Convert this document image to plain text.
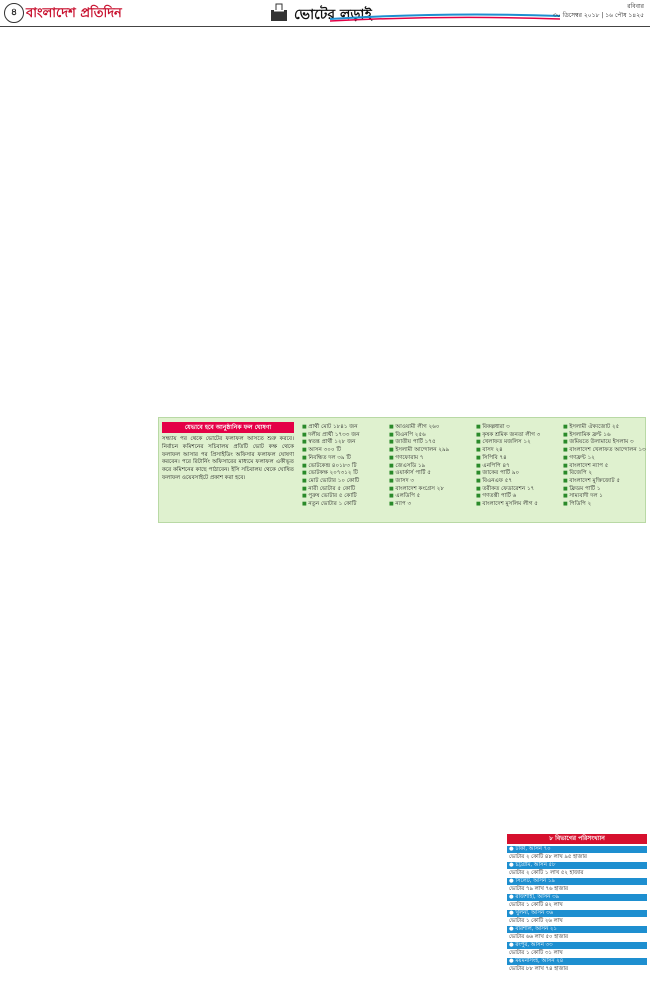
৪ বাংলাদেশ প্রতিদিন	ভোটের লড়াই
রবিবার
৩০ ডিসেম্বর ২০১৮ | ১৬ পৌষ ১৪২৫
যেভাবে হবে আনুষ্ঠানিক ফল ঘোষণা
সন্ধ্যায় পর থেকে ভোটের ফলাফল আসতে শুরু করবে। নির্বাচন কমিশনের সচিবালয় প্রতিটি ভোট কক্ষ থেকে ফলাফল আসার পর প্রিসাইডিং অফিসার ফলাফল ঘোষণা করবেন। পরে রিটার্নিং অফিসারের মাধ্যমে ফলাফল একীভূত করে কমিশনের কাছে পাঠাবেন। ইসি সচিবালয় থেকে ঘোষিত ফলাফল ওয়েবসাইটে প্রকাশ করা হবে।
■ প্রার্থী মোট ১৮৪১ জন
■ দলীয় প্রার্থী ১৭৩৩ জন
■ স্বতন্ত্র প্রার্থী ১২৮ জন
■ আসন ৩০০ টি
■ নিবন্ধিত দল ৩৯ টি
■ ভোটকেন্দ্র ৪০১৮৩ টি
■ ভোটকক্ষ ২০৭৩১২ টি
■ মোট ভোটার ১০ কোটি
■ নারী ভোটার ৫ কোটি
■ পুরুষ ভোটার ৫ কোটি
■ নতুন ভোটার ১ কোটি
■ আওয়ামী লীগ ২৬০
■ বিএনপি ২৫৬
■ জাতীয় পার্টি ১৭৫
■ ইসলামী আন্দোলন ২৯৯
■ গণফোরাম ৭
■ জেএসডি ১৯
■ ওয়ার্কার্স পার্টি ৫
■ জাসদ ৩
■ বাংলাদেশ কংগ্রেস ২৮
■ এলডিপি ৫
■ ন্যাপ ৩
■ বিকল্পধারা ৩
■ কৃষক শ্রমিক জনতা লীগ ৩
■ খেলাফত মজলিস ১২
■ বাসদ ২৪
■ সিপিবি ৭৪
■ এনপিপি ৪৭
■ জাকের পার্টি ৯০
■ বিএনএফ ৫৭
■ তরীকত ফেডারেশন ১৭
■ গণতন্ত্রী পার্টি ৬
■ বাংলাদেশ মুসলিম লীগ ৫
■ ইসলামী ঐক্যজোট ২৫
■ ইসলামিক ফ্রন্ট ১৬
■ জমিয়তে উলামায়ে ইসলাম ৩
■ বাংলাদেশ খেলাফত আন্দোলন ১৩
■ গণফ্রন্ট ১২
■ বাংলাদেশ ন্যাপ ৫
■ বিজেপি ২
■ বাংলাদেশ মুক্তিজোট ৫
■ ফ্রিডম পার্টি ১
■ সাম্যবাদী দল ১
■ পিডিপি ২
৮ বিভাগের পরিসংখ্যান
● ঢাকা, আসন ৭০
ভোটার ২ কোটি ৪৮ লাখ ৯৫ হাজার
● চট্টগ্রাম, আসন ৫৮
ভোটার ২ কোটি ১ লাখ ৫২ হাজার
● সিলেট, আসন ১৯
ভোটার ৭৯ লাখ ৭৬ হাজার
● রাজশাহী, আসন ৩৯
ভোটার ১ কোটি ৪২ লাখ
● খুলনা, আসন ৩৬
ভোটার ১ কোটি ২৬ লাখ
● বরিশাল, আসন ২১
ভোটার ৬৬ লাখ ৫০ হাজার
● রংপুর, আসন ৩৩
ভোটার ১ কোটি ৩১ লাখ
● ময়মনসিংহ, আসন ২৪
ভোটার ৮৮ লাখ ৭৪ হাজার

Work to do » Output every entry word for word, but omit the pictures.

Completed exercise »
Convert this document image to plain text.
৪ বাংলাদেশ প্রতিদিন	ভোটের লড়াই
রবিবার
৩০ ডিসেম্বর ২০১৮ | ১৬ পৌষ ১৪২৫
যেভাবে হবে আনুষ্ঠানিক ফল ঘোষণা
সন্ধ্যায় পর থেকে ভোটের ফলাফল আসতে শুরু করবে। নির্বাচন কমিশনের সচিবালয় প্রতিটি ভোট কক্ষ থেকে ফলাফল আসার পর প্রিসাইডিং অফিসার ফলাফল ঘোষণা করবেন। পরে রিটার্নিং অফিসারের মাধ্যমে ফলাফল একীভূত করে কমিশনের কাছে পাঠাবেন। ইসি সচিবালয় থেকে ঘোষিত ফলাফল ওয়েবসাইটে প্রকাশ করা হবে।
■ প্রার্থী মোট ১৮৪১ জন
■ দলীয় প্রার্থী ১৭৩৩ জন
■ স্বতন্ত্র প্রার্থী ১২৮ জন
■ আসন ৩০০ টি
■ নিবন্ধিত দল ৩৯ টি
■ ভোটকেন্দ্র ৪০১৮৩ টি
■ ভোটকক্ষ ২০৭৩১২ টি
■ মোট ভোটার ১০ কোটি
■ নারী ভোটার ৫ কোটি
■ পুরুষ ভোটার ৫ কোটি
■ নতুন ভোটার ১ কোটি
■ আওয়ামী লীগ ২৬০
■ বিএনপি ২৫৬
■ জাতীয় পার্টি ১৭৫
■ ইসলামী আন্দোলন ২৯৯
■ গণফোরাম ৭
■ জেএসডি ১৯
■ ওয়ার্কার্স পার্টি ৫
■ জাসদ ৩
■ বাংলাদেশ কংগ্রেস ২৮
■ এলডিপি ৫
■ ন্যাপ ৩
■ বিকল্পধারা ৩
■ কৃষক শ্রমিক জনতা লীগ ৩
■ খেলাফত মজলিস ১২
■ বাসদ ২৪
■ সিপিবি ৭৪
■ এনপিপি ৪৭
■ জাকের পার্টি ৯০
■ বিএনএফ ৫৭
■ তরীকত ফেডারেশন ১৭
■ গণতন্ত্রী পার্টি ৬
■ বাংলাদেশ মুসলিম লীগ ৫
■ ইসলামী ঐক্যজোট ২৫
■ ইসলামিক ফ্রন্ট ১৬
■ জমিয়তে উলামায়ে ইসলাম ৩
■ বাংলাদেশ খেলাফত আন্দোলন ১৩
■ গণফ্রন্ট ১২
■ বাংলাদেশ ন্যাপ ৫
■ বিজেপি ২
■ বাংলাদেশ মুক্তিজোট ৫
■ ফ্রিডম পার্টি ১
■ সাম্যবাদী দল ১
■ পিডিপি ২
৮ বিভাগের পরিসংখ্যান
● ঢাকা, আসন ৭০
ভোটার ২ কোটি ৪৮ লাখ ৯৫ হাজার
● চট্টগ্রাম, আসন ৫৮
ভোটার ২ কোটি ১ লাখ ৫২ হাজার
● সিলেট, আসন ১৯
ভোটার ৭৯ লাখ ৭৬ হাজার
● রাজশাহী, আসন ৩৯
ভোটার ১ কোটি ৪২ লাখ
● খুলনা, আসন ৩৬
ভোটার ১ কোটি ২৬ লাখ
● বরিশাল, আসন ২১
ভোটার ৬৬ লাখ ৫০ হাজার
● রংপুর, আসন ৩৩
ভোটার ১ কোটি ৩১ লাখ
● ময়মনসিংহ, আসন ২৪
ভোটার ৮৮ লাখ ৭৪ হাজার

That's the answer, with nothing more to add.